Read the records and gather each line that includes "this".

+++ Record extracts +++

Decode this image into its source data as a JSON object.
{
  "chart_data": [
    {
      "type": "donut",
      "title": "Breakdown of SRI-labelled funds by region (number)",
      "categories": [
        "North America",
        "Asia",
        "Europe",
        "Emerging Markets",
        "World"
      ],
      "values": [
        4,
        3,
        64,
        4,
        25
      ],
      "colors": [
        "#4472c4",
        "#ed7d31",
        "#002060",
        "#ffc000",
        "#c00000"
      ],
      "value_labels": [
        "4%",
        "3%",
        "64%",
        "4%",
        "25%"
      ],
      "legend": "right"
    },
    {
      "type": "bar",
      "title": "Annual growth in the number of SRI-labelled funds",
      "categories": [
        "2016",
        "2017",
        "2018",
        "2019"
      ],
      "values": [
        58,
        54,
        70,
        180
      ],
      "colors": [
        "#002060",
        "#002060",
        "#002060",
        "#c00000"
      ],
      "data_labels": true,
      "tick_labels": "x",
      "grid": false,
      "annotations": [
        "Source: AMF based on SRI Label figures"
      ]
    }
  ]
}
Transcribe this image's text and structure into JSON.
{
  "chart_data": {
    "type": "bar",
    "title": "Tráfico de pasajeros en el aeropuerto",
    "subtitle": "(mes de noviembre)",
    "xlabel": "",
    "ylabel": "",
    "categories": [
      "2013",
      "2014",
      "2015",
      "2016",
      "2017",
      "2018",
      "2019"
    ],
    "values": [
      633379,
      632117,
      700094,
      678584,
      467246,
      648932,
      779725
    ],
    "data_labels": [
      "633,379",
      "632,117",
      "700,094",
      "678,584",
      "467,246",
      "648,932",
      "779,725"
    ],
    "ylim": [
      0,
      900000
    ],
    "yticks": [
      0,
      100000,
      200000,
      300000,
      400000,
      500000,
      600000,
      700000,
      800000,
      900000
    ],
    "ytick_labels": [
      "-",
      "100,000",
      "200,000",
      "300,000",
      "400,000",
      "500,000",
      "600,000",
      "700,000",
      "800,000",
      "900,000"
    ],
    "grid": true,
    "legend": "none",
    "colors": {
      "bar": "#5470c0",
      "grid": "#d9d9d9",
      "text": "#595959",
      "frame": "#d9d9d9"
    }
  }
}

+++

■ Expected output ■
Decode this image into its source data as a JSON object.
Transcribe this image's text and structure into JSON.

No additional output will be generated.